[Extracts from a graphics dataset]
────
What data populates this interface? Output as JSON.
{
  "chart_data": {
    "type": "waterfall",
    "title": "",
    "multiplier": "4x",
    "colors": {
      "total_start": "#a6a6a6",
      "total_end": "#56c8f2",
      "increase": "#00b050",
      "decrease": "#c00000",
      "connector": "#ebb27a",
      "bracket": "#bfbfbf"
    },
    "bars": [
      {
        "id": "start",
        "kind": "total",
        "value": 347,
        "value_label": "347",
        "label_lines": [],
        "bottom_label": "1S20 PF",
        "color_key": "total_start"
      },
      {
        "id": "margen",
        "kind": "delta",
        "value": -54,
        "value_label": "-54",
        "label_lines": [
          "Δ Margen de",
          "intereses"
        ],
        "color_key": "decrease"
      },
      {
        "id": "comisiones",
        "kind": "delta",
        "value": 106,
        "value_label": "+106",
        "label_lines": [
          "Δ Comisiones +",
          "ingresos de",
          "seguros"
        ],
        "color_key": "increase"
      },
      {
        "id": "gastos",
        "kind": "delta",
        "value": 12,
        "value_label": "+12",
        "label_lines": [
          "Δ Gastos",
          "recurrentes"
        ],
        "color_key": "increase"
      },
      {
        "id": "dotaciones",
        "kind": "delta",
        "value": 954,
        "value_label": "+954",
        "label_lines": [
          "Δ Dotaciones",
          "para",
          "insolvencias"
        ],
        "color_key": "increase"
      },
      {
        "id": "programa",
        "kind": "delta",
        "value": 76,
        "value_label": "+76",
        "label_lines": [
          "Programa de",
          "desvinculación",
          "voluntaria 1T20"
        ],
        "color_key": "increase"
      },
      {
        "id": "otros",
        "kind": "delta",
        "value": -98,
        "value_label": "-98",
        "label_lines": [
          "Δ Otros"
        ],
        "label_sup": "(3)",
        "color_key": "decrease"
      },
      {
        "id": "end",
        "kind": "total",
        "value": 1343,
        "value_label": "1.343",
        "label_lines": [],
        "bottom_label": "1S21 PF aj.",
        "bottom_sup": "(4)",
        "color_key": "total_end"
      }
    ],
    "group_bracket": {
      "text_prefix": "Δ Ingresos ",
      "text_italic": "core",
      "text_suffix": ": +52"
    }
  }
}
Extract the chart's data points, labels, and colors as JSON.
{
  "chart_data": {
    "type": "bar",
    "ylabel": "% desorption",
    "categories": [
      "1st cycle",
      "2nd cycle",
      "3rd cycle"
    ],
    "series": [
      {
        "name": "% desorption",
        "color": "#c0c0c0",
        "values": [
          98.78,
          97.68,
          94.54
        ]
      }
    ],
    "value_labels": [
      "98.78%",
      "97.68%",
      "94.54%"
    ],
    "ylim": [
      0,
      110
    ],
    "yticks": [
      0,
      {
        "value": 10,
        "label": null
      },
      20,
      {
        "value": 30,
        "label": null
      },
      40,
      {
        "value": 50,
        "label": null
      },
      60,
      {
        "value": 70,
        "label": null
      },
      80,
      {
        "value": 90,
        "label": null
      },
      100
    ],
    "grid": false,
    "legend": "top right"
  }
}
────
(WHAT YOU NEED TO DO)
List all lines from the entries that include the word "colors".

(ANSWER FOR THE TASK)
    "colors": {
Extract the chart's data points, labels, and colors as JSON.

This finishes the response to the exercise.